___ Records supplied

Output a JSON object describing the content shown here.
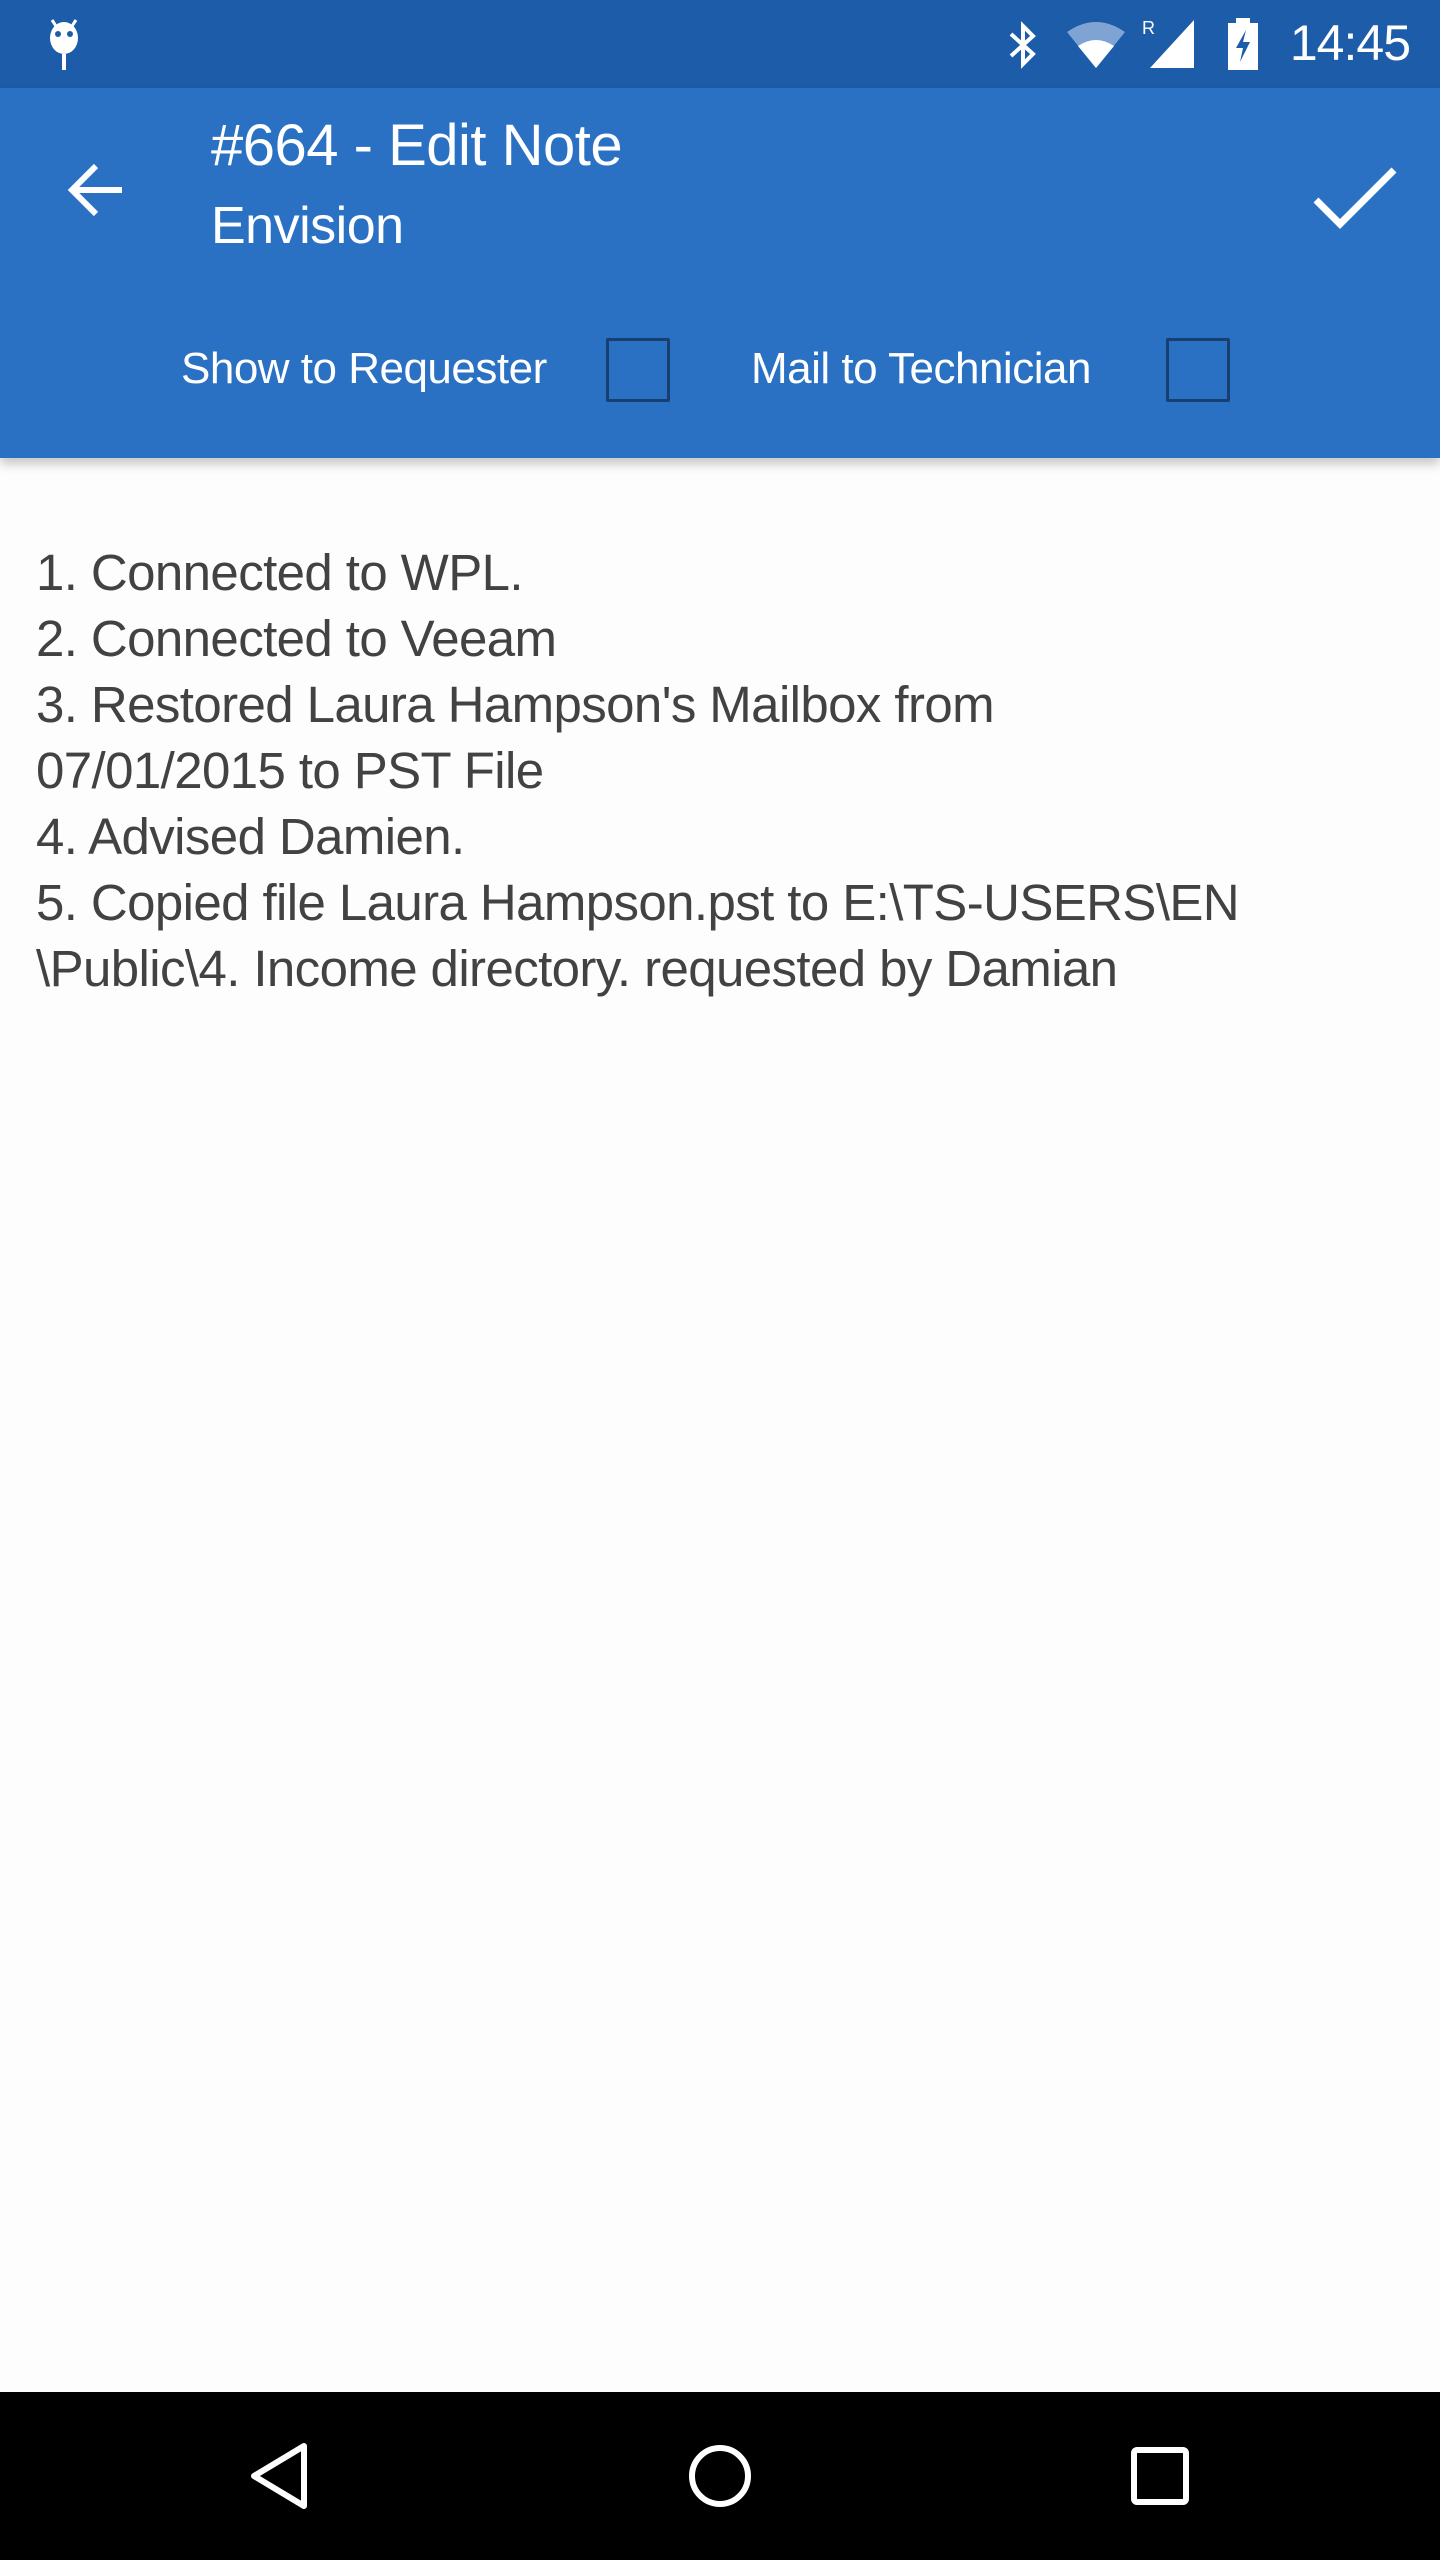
{
  "status_bar": {
    "time": "14:45",
    "icons": [
      "android-debug-icon",
      "bluetooth-icon",
      "wifi-icon",
      "signal-roaming-icon",
      "battery-charging-icon"
    ]
  },
  "toolbar": {
    "title": "#664 - Edit Note",
    "subtitle": "Envision",
    "back_icon": "arrow-left-icon",
    "save_icon": "check-icon",
    "show_to_requester_label": "Show to Requester",
    "show_to_requester_checked": false,
    "mail_to_technician_label": "Mail to Technician",
    "mail_to_technician_checked": false
  },
  "note": {
    "lines": [
      "1. Connected to WPL.",
      "2. Connected to Veeam",
      "3. Restored Laura Hampson's Mailbox from",
      "07/01/2015 to PST File",
      "4. Advised Damien.",
      "5. Copied file Laura Hampson.pst to E:\\TS-USERS\\EN",
      "\\Public\\4. Income directory. requested by Damian"
    ]
  },
  "colors": {
    "status_bar": "#1c5ca9",
    "toolbar": "#2a71c4",
    "text": "#424242"
  }
}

______

- [Given task]
Except for the pictures, give all the material above again verbatim.

- [The solution]
Output a JSON object describing the content shown here.
{
  "status_bar": {
    "time": "14:45",
    "icons": [
      "android-debug-icon",
      "bluetooth-icon",
      "wifi-icon",
      "signal-roaming-icon",
      "battery-charging-icon"
    ]
  },
  "toolbar": {
    "title": "#664 - Edit Note",
    "subtitle": "Envision",
    "back_icon": "arrow-left-icon",
    "save_icon": "check-icon",
    "show_to_requester_label": "Show to Requester",
    "show_to_requester_checked": false,
    "mail_to_technician_label": "Mail to Technician",
    "mail_to_technician_checked": false
  },
  "note": {
    "lines": [
      "1. Connected to WPL.",
      "2. Connected to Veeam",
      "3. Restored Laura Hampson's Mailbox from",
      "07/01/2015 to PST File",
      "4. Advised Damien.",
      "5. Copied file Laura Hampson.pst to E:\\TS-USERS\\EN",
      "\\Public\\4. Income directory. requested by Damian"
    ]
  },
  "colors": {
    "status_bar": "#1c5ca9",
    "toolbar": "#2a71c4",
    "text": "#424242"
  }
}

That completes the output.